- [Exercise aim]: Gather each line in the entries that includes the string "avec".

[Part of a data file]

┌──

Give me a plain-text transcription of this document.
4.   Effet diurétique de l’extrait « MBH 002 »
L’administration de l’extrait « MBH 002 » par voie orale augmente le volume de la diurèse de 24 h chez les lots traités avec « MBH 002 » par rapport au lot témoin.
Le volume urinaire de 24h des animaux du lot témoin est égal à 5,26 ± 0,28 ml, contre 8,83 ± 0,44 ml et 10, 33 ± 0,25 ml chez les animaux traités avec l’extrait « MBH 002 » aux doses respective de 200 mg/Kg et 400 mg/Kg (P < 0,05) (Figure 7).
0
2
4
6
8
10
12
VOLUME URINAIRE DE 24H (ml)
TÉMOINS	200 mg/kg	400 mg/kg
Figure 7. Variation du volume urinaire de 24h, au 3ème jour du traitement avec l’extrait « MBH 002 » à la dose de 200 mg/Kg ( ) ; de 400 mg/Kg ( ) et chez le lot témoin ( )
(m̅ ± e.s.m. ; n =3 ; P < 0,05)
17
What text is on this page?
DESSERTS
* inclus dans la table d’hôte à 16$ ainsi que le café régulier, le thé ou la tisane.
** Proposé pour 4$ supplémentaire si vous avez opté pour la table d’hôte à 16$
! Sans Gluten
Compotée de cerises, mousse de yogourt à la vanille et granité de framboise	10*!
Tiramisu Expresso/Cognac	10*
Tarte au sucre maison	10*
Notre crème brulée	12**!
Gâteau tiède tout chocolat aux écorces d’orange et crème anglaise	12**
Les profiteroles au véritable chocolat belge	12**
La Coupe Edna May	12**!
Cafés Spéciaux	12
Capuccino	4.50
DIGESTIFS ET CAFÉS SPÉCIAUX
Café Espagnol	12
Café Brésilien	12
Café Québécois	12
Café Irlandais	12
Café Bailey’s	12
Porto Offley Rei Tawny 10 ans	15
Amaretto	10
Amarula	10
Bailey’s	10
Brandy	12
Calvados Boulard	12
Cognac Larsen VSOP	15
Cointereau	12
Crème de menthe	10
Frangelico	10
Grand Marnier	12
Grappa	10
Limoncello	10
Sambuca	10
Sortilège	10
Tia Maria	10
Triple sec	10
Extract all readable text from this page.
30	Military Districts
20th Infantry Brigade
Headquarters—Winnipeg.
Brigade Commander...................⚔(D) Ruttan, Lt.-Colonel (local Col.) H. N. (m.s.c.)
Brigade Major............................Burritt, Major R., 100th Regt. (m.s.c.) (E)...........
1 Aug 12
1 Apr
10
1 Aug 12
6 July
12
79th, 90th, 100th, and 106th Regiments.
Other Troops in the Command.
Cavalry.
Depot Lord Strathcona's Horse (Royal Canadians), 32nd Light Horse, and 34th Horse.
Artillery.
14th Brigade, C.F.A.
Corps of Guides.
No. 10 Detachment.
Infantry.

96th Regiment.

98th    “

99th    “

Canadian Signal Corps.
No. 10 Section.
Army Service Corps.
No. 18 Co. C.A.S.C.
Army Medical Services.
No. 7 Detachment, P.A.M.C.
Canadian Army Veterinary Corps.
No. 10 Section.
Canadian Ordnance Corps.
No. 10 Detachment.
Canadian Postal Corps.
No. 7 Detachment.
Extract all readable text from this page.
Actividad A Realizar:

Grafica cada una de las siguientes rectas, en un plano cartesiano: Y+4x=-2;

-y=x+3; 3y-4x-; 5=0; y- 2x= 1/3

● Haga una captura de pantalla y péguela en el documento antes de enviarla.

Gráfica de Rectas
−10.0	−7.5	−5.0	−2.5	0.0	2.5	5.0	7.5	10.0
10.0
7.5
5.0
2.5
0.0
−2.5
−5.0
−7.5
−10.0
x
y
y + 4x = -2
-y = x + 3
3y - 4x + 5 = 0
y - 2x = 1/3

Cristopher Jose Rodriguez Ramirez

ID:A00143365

└──

- [Problem solution]:
L’administration de l’extrait « MBH 002 » par voie orale augmente le volume de la diurèse de 24 h chez les lots traités avec « MBH 002 » par rapport au lot témoin.
Le volume urinaire de 24h des animaux du lot témoin est égal à 5,26 ± 0,28 ml, contre 8,83 ± 0,44 ml et 10, 33 ± 0,25 ml chez les animaux traités avec l’extrait « MBH 002 » aux doses respective de 200 mg/Kg et 400 mg/Kg (P < 0,05) (Figure 7).
Figure 7. Variation du volume urinaire de 24h, au 3ème jour du traitement avec l’extrait « MBH 002 » à la dose de 200 mg/Kg ( ) ; de 400 mg/Kg ( ) et chez le lot témoin ( )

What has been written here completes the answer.